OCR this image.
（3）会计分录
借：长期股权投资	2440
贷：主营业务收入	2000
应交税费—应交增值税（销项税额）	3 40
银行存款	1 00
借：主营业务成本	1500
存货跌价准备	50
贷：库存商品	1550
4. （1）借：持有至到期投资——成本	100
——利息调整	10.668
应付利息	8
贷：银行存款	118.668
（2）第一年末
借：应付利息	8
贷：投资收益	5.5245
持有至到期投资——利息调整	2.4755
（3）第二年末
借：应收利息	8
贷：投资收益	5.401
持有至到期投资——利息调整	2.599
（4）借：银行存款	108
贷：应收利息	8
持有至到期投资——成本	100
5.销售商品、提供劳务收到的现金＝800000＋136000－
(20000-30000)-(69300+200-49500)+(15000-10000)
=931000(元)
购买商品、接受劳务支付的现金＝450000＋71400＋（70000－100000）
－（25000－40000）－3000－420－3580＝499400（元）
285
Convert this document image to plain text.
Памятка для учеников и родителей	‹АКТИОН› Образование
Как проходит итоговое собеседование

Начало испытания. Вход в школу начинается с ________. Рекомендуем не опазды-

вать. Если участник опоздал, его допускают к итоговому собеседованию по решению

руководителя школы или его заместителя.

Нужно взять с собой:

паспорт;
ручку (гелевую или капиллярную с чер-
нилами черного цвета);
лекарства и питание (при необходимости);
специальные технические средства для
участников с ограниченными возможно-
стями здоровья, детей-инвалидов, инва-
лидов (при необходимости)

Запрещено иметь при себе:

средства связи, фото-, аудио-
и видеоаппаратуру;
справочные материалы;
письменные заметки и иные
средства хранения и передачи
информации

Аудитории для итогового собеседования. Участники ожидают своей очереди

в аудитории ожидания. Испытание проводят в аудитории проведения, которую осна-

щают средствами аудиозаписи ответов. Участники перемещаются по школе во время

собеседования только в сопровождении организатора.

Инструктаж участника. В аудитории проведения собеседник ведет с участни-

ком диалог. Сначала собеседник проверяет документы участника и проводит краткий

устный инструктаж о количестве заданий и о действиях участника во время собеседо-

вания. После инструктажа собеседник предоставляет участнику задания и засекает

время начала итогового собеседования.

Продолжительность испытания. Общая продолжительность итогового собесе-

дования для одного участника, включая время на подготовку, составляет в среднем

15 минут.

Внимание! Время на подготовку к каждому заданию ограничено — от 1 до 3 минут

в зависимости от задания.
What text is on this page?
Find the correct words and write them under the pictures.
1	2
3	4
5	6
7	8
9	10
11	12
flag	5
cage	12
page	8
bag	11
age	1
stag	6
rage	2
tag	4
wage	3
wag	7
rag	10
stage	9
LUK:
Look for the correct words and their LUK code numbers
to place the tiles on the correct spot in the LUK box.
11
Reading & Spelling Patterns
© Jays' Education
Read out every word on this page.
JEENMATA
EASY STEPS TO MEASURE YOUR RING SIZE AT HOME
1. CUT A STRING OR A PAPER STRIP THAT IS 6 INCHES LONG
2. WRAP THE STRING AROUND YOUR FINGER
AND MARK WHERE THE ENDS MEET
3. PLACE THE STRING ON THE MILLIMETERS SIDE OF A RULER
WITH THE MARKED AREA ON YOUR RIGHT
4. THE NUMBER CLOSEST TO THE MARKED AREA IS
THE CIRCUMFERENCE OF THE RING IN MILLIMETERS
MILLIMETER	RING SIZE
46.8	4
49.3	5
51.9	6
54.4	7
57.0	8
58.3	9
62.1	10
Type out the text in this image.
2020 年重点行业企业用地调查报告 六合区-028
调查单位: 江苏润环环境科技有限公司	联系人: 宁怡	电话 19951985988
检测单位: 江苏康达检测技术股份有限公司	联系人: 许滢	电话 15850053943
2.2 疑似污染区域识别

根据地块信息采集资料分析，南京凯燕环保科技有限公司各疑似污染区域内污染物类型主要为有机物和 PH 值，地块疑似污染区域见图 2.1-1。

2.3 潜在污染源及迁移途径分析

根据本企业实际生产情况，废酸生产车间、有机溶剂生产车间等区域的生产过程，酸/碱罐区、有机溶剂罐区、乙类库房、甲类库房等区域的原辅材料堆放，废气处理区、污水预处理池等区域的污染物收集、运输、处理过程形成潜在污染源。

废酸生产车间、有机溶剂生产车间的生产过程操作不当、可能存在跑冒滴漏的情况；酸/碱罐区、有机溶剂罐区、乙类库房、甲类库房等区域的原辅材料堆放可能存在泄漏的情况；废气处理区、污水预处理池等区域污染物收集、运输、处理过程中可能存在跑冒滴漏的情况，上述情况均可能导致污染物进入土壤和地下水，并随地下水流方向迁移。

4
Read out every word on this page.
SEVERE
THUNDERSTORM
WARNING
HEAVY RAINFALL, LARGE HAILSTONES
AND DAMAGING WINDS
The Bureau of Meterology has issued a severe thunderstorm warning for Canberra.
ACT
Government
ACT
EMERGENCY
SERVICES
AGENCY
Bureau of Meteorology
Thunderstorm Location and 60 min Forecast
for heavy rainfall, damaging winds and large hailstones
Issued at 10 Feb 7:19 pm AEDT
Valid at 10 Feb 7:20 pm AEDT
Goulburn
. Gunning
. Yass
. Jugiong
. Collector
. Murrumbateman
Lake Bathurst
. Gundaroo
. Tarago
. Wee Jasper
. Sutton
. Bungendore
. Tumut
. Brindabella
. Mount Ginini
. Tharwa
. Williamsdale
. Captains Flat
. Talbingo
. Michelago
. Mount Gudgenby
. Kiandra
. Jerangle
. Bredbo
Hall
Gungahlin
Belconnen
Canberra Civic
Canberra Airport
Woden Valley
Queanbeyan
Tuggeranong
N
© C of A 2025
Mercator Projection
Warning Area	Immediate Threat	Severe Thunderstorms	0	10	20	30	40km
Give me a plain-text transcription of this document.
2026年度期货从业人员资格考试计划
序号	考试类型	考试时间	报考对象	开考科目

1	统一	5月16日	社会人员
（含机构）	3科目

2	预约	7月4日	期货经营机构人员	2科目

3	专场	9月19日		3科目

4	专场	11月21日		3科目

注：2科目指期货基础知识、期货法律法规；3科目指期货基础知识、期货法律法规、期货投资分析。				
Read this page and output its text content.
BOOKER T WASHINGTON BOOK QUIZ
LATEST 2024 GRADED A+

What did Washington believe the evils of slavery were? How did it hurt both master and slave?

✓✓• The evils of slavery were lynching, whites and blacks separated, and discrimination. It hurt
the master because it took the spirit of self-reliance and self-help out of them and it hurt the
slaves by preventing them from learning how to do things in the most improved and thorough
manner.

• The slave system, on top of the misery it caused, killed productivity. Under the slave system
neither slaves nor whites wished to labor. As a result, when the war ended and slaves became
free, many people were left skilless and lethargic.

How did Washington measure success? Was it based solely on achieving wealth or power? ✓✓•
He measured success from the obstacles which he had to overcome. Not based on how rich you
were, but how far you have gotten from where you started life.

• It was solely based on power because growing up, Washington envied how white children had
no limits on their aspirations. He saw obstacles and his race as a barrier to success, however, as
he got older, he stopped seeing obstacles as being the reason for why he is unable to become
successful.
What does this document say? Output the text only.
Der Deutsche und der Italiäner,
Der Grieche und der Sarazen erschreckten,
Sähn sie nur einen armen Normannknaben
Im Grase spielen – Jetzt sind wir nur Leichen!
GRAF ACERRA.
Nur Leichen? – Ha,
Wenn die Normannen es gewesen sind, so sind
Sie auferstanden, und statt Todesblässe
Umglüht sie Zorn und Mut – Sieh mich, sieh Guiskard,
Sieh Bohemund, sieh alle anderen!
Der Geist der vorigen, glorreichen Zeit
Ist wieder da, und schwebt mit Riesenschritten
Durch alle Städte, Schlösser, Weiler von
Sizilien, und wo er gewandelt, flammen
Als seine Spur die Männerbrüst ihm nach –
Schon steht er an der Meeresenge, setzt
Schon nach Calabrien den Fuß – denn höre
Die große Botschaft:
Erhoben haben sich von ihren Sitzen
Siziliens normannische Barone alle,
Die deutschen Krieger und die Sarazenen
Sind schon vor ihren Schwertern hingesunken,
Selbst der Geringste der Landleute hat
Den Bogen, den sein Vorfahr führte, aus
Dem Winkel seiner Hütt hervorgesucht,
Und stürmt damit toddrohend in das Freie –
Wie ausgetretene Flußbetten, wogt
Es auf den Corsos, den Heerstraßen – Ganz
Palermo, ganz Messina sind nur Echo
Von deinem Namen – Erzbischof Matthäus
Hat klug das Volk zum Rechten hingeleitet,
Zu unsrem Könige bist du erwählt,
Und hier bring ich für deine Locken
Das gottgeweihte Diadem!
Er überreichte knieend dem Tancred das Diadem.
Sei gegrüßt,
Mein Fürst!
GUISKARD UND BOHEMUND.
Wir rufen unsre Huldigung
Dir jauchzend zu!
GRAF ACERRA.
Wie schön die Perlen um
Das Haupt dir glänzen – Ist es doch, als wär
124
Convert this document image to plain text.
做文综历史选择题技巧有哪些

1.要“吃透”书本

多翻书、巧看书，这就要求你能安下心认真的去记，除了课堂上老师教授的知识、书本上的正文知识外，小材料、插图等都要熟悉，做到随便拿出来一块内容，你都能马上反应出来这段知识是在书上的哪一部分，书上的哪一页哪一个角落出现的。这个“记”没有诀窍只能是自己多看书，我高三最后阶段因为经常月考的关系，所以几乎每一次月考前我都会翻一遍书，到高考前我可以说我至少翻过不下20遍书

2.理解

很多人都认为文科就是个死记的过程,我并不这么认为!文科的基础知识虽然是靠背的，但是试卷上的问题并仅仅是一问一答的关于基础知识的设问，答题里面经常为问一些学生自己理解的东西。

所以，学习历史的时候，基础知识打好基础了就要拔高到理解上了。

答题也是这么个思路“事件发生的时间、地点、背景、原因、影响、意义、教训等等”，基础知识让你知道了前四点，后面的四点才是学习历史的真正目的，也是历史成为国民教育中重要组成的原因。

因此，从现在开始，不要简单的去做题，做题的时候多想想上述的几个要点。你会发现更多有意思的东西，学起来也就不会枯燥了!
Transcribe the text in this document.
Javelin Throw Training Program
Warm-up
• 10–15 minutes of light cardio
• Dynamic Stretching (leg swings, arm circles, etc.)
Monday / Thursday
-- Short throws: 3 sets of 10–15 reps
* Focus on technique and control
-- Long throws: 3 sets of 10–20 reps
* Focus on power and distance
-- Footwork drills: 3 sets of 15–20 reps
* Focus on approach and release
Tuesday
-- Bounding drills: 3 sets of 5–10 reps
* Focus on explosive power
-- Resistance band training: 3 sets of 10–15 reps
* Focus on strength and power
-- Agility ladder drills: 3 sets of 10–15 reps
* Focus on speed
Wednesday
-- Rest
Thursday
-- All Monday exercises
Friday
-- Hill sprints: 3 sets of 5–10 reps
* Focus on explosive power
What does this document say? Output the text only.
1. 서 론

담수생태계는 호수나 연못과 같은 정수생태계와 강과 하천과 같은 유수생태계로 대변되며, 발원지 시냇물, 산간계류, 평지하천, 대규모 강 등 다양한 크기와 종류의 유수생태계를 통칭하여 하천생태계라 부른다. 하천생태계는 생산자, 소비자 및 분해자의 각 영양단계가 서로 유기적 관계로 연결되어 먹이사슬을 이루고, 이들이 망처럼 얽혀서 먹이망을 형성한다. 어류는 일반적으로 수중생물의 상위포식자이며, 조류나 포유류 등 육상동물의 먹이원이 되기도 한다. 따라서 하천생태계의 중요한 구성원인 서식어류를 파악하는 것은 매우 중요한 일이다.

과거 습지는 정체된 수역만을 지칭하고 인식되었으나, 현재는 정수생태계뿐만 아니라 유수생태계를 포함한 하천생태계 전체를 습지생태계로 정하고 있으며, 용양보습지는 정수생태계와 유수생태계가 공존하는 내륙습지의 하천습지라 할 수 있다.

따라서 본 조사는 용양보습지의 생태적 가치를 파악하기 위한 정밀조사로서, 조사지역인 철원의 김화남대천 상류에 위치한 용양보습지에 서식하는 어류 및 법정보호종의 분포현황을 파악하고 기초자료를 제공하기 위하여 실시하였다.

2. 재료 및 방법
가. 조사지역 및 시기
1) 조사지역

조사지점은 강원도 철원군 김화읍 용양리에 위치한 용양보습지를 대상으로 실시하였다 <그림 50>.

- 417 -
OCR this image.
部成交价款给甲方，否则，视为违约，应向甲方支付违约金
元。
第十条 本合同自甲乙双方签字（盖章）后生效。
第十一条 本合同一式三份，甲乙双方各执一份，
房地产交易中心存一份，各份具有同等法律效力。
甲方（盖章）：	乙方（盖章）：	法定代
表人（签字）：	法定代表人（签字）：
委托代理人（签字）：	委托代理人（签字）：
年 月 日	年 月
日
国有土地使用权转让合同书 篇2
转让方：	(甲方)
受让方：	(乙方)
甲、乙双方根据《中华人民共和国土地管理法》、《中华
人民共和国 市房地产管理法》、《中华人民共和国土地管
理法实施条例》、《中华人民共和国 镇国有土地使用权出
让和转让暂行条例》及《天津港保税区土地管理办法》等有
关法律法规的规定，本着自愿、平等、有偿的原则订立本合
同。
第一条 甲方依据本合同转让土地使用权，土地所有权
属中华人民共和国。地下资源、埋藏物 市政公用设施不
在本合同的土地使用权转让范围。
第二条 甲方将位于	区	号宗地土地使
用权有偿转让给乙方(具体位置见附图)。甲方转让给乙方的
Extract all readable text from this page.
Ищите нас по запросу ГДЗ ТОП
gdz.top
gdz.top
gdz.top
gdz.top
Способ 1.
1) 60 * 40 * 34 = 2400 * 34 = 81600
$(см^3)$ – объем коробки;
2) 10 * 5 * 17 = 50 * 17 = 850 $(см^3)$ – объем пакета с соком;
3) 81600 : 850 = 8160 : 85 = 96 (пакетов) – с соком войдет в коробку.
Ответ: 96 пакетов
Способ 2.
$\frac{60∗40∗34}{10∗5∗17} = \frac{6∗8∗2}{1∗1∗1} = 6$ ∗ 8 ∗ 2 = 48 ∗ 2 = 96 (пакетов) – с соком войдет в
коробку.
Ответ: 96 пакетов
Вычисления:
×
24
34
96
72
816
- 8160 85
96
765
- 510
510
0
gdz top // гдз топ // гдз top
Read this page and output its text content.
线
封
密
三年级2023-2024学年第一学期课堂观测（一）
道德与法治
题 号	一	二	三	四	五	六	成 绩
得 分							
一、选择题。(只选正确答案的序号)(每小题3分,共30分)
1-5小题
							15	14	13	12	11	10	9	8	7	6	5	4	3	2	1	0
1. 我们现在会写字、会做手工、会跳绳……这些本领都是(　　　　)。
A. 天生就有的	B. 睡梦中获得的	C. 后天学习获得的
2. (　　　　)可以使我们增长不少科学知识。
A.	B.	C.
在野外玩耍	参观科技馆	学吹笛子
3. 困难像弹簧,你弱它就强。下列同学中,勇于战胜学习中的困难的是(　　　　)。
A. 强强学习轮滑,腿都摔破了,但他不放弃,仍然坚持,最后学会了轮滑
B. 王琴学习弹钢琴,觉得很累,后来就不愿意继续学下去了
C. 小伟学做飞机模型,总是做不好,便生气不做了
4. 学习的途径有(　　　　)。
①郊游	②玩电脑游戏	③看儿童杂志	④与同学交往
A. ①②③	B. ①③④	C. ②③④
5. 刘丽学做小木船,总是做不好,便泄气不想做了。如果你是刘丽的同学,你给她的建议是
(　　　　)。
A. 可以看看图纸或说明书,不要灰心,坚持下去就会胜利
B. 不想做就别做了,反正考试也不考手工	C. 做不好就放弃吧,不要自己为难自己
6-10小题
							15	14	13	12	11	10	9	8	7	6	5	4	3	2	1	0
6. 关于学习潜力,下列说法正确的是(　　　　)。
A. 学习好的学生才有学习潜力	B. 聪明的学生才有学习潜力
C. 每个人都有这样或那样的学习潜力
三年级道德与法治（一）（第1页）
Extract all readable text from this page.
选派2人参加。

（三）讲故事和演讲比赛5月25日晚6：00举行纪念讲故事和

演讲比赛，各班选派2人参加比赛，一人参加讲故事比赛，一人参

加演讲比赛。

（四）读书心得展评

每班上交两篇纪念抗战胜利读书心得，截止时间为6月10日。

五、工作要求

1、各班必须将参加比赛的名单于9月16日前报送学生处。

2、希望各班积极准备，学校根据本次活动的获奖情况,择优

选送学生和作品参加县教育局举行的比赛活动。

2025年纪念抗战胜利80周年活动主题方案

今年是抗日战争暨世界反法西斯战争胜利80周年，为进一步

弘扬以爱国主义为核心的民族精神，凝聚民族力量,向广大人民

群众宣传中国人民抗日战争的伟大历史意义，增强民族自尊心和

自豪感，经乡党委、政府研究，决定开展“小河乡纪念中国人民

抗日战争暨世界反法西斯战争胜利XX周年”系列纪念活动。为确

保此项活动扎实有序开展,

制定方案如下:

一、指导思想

----

Exercise prompt
How many lines of the data hold the string "solely"? Reply with the number alone.

Exercise result
2